#### EXERCISE:
Reproduce the data that follows in its entirety, character for character.

Data entries for graphics:

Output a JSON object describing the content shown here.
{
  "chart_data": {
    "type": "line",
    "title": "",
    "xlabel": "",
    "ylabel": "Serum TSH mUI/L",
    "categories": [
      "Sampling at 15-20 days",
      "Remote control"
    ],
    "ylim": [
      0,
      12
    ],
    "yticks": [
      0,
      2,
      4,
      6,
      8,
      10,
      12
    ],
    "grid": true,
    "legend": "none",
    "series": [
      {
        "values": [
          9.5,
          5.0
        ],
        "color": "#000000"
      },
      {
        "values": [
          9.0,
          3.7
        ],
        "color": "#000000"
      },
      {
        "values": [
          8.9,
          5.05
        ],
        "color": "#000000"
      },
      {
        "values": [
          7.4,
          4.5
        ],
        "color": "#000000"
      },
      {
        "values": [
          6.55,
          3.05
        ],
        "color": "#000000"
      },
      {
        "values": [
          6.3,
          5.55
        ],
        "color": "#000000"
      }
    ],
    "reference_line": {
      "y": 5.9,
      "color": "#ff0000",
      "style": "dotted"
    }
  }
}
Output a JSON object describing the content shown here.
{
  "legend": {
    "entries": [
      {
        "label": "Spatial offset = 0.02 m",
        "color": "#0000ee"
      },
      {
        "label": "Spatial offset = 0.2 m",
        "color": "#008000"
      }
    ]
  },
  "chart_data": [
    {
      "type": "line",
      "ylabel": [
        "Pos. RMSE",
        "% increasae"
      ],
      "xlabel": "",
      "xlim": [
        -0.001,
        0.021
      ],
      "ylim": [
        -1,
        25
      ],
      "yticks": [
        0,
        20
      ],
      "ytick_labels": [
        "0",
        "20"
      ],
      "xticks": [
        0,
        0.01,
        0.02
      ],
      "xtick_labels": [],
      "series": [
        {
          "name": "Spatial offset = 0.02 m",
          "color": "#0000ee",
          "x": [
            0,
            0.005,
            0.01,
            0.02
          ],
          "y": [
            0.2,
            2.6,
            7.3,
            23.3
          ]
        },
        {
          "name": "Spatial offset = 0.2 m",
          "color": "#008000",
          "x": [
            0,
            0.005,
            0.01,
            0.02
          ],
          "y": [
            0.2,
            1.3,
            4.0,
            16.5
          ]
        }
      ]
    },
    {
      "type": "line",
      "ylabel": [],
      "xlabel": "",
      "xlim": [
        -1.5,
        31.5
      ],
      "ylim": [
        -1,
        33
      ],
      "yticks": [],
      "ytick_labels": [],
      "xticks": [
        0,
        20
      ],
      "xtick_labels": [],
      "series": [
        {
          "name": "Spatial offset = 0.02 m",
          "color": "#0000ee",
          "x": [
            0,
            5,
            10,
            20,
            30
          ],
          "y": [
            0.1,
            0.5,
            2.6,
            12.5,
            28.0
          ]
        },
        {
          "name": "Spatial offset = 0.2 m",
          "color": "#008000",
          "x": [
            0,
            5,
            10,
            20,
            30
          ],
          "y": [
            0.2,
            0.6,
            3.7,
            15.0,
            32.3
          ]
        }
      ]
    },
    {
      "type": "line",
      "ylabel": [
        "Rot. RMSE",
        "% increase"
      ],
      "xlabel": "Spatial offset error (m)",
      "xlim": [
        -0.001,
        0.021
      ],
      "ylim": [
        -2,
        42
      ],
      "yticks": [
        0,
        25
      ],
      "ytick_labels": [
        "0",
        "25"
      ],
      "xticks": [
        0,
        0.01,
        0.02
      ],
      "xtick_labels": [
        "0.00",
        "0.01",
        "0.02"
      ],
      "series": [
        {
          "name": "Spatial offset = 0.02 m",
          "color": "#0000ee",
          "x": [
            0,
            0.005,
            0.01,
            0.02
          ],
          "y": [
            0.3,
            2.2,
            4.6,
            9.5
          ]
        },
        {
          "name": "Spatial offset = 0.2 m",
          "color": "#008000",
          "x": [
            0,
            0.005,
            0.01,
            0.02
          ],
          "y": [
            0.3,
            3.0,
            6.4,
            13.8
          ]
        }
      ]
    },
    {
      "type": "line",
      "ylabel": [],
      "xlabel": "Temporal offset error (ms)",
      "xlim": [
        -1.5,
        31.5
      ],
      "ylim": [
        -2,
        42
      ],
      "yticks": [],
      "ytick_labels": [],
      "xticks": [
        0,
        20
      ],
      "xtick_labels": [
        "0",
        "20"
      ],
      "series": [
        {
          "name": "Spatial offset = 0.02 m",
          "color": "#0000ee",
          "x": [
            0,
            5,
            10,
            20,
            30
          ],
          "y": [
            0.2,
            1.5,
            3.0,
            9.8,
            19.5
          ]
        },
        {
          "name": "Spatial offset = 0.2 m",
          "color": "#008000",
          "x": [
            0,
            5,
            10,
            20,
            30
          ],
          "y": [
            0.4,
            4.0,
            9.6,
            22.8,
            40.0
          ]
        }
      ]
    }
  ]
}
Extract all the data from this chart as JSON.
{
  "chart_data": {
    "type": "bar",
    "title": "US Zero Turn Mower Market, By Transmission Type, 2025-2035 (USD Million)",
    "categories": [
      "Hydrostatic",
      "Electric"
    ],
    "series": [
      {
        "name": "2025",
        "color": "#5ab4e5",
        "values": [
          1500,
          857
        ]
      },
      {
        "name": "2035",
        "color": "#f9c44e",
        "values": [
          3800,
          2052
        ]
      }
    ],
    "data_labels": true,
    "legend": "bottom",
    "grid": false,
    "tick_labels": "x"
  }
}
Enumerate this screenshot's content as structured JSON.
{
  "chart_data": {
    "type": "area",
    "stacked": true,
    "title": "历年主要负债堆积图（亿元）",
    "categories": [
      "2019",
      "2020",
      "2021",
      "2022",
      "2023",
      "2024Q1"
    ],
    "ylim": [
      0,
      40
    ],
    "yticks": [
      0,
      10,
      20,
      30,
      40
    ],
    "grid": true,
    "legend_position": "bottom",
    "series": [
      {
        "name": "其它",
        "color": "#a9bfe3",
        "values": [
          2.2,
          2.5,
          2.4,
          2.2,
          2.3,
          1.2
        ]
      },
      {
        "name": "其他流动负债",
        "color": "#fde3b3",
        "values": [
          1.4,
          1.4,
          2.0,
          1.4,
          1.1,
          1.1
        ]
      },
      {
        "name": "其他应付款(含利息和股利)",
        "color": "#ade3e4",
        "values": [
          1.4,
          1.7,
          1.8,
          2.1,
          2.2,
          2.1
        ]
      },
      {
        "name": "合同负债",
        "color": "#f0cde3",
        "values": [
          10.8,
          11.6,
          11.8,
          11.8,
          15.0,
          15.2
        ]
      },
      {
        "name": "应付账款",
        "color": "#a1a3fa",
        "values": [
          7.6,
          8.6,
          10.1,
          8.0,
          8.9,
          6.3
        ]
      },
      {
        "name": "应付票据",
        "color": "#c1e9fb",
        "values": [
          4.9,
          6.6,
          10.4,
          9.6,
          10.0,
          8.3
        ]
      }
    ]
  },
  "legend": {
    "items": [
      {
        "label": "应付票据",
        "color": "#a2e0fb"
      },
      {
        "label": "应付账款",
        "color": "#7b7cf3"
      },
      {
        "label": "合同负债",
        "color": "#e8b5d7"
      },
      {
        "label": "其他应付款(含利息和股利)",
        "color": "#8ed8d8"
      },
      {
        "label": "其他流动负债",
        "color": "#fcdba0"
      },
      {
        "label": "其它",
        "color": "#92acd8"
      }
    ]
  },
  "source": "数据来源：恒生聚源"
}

#### SOLUTION TO THIS PROBLEM:
Output a JSON object describing the content shown here.
{
  "chart_data": {
    "type": "line",
    "title": "",
    "xlabel": "",
    "ylabel": "Serum TSH mUI/L",
    "categories": [
      "Sampling at 15-20 days",
      "Remote control"
    ],
    "ylim": [
      0,
      12
    ],
    "yticks": [
      0,
      2,
      4,
      6,
      8,
      10,
      12
    ],
    "grid": true,
    "legend": "none",
    "series": [
      {
        "values": [
          9.5,
          5.0
        ],
        "color": "#000000"
      },
      {
        "values": [
          9.0,
          3.7
        ],
        "color": "#000000"
      },
      {
        "values": [
          8.9,
          5.05
        ],
        "color": "#000000"
      },
      {
        "values": [
          7.4,
          4.5
        ],
        "color": "#000000"
      },
      {
        "values": [
          6.55,
          3.05
        ],
        "color": "#000000"
      },
      {
        "values": [
          6.3,
          5.55
        ],
        "color": "#000000"
      }
    ],
    "reference_line": {
      "y": 5.9,
      "color": "#ff0000",
      "style": "dotted"
    }
  }
}
Output a JSON object describing the content shown here.
{
  "legend": {
    "entries": [
      {
        "label": "Spatial offset = 0.02 m",
        "color": "#0000ee"
      },
      {
        "label": "Spatial offset = 0.2 m",
        "color": "#008000"
      }
    ]
  },
  "chart_data": [
    {
      "type": "line",
      "ylabel": [
        "Pos. RMSE",
        "% increasae"
      ],
      "xlabel": "",
      "xlim": [
        -0.001,
        0.021
      ],
      "ylim": [
        -1,
        25
      ],
      "yticks": [
        0,
        20
      ],
      "ytick_labels": [
        "0",
        "20"
      ],
      "xticks": [
        0,
        0.01,
        0.02
      ],
      "xtick_labels": [],
      "series": [
        {
          "name": "Spatial offset = 0.02 m",
          "color": "#0000ee",
          "x": [
            0,
            0.005,
            0.01,
            0.02
          ],
          "y": [
            0.2,
            2.6,
            7.3,
            23.3
          ]
        },
        {
          "name": "Spatial offset = 0.2 m",
          "color": "#008000",
          "x": [
            0,
            0.005,
            0.01,
            0.02
          ],
          "y": [
            0.2,
            1.3,
            4.0,
            16.5
          ]
        }
      ]
    },
    {
      "type": "line",
      "ylabel": [],
      "xlabel": "",
      "xlim": [
        -1.5,
        31.5
      ],
      "ylim": [
        -1,
        33
      ],
      "yticks": [],
      "ytick_labels": [],
      "xticks": [
        0,
        20
      ],
      "xtick_labels": [],
      "series": [
        {
          "name": "Spatial offset = 0.02 m",
          "color": "#0000ee",
          "x": [
            0,
            5,
            10,
            20,
            30
          ],
          "y": [
            0.1,
            0.5,
            2.6,
            12.5,
            28.0
          ]
        },
        {
          "name": "Spatial offset = 0.2 m",
          "color": "#008000",
          "x": [
            0,
            5,
            10,
            20,
            30
          ],
          "y": [
            0.2,
            0.6,
            3.7,
            15.0,
            32.3
          ]
        }
      ]
    },
    {
      "type": "line",
      "ylabel": [
        "Rot. RMSE",
        "% increase"
      ],
      "xlabel": "Spatial offset error (m)",
      "xlim": [
        -0.001,
        0.021
      ],
      "ylim": [
        -2,
        42
      ],
      "yticks": [
        0,
        25
      ],
      "ytick_labels": [
        "0",
        "25"
      ],
      "xticks": [
        0,
        0.01,
        0.02
      ],
      "xtick_labels": [
        "0.00",
        "0.01",
        "0.02"
      ],
      "series": [
        {
          "name": "Spatial offset = 0.02 m",
          "color": "#0000ee",
          "x": [
            0,
            0.005,
            0.01,
            0.02
          ],
          "y": [
            0.3,
            2.2,
            4.6,
            9.5
          ]
        },
        {
          "name": "Spatial offset = 0.2 m",
          "color": "#008000",
          "x": [
            0,
            0.005,
            0.01,
            0.02
          ],
          "y": [
            0.3,
            3.0,
            6.4,
            13.8
          ]
        }
      ]
    },
    {
      "type": "line",
      "ylabel": [],
      "xlabel": "Temporal offset error (ms)",
      "xlim": [
        -1.5,
        31.5
      ],
      "ylim": [
        -2,
        42
      ],
      "yticks": [],
      "ytick_labels": [],
      "xticks": [
        0,
        20
      ],
      "xtick_labels": [
        "0",
        "20"
      ],
      "series": [
        {
          "name": "Spatial offset = 0.02 m",
          "color": "#0000ee",
          "x": [
            0,
            5,
            10,
            20,
            30
          ],
          "y": [
            0.2,
            1.5,
            3.0,
            9.8,
            19.5
          ]
        },
        {
          "name": "Spatial offset = 0.2 m",
          "color": "#008000",
          "x": [
            0,
            5,
            10,
            20,
            30
          ],
          "y": [
            0.4,
            4.0,
            9.6,
            22.8,
            40.0
          ]
        }
      ]
    }
  ]
}
Extract all the data from this chart as JSON.
{
  "chart_data": {
    "type": "bar",
    "title": "US Zero Turn Mower Market, By Transmission Type, 2025-2035 (USD Million)",
    "categories": [
      "Hydrostatic",
      "Electric"
    ],
    "series": [
      {
        "name": "2025",
        "color": "#5ab4e5",
        "values": [
          1500,
          857
        ]
      },
      {
        "name": "2035",
        "color": "#f9c44e",
        "values": [
          3800,
          2052
        ]
      }
    ],
    "data_labels": true,
    "legend": "bottom",
    "grid": false,
    "tick_labels": "x"
  }
}
Enumerate this screenshot's content as structured JSON.
{
  "chart_data": {
    "type": "area",
    "stacked": true,
    "title": "历年主要负债堆积图（亿元）",
    "categories": [
      "2019",
      "2020",
      "2021",
      "2022",
      "2023",
      "2024Q1"
    ],
    "ylim": [
      0,
      40
    ],
    "yticks": [
      0,
      10,
      20,
      30,
      40
    ],
    "grid": true,
    "legend_position": "bottom",
    "series": [
      {
        "name": "其它",
        "color": "#a9bfe3",
        "values": [
          2.2,
          2.5,
          2.4,
          2.2,
          2.3,
          1.2
        ]
      },
      {
        "name": "其他流动负债",
        "color": "#fde3b3",
        "values": [
          1.4,
          1.4,
          2.0,
          1.4,
          1.1,
          1.1
        ]
      },
      {
        "name": "其他应付款(含利息和股利)",
        "color": "#ade3e4",
        "values": [
          1.4,
          1.7,
          1.8,
          2.1,
          2.2,
          2.1
        ]
      },
      {
        "name": "合同负债",
        "color": "#f0cde3",
        "values": [
          10.8,
          11.6,
          11.8,
          11.8,
          15.0,
          15.2
        ]
      },
      {
        "name": "应付账款",
        "color": "#a1a3fa",
        "values": [
          7.6,
          8.6,
          10.1,
          8.0,
          8.9,
          6.3
        ]
      },
      {
        "name": "应付票据",
        "color": "#c1e9fb",
        "values": [
          4.9,
          6.6,
          10.4,
          9.6,
          10.0,
          8.3
        ]
      }
    ]
  },
  "legend": {
    "items": [
      {
        "label": "应付票据",
        "color": "#a2e0fb"
      },
      {
        "label": "应付账款",
        "color": "#7b7cf3"
      },
      {
        "label": "合同负债",
        "color": "#e8b5d7"
      },
      {
        "label": "其他应付款(含利息和股利)",
        "color": "#8ed8d8"
      },
      {
        "label": "其他流动负债",
        "color": "#fcdba0"
      },
      {
        "label": "其它",
        "color": "#92acd8"
      }
    ]
  },
  "source": "数据来源：恒生聚源"
}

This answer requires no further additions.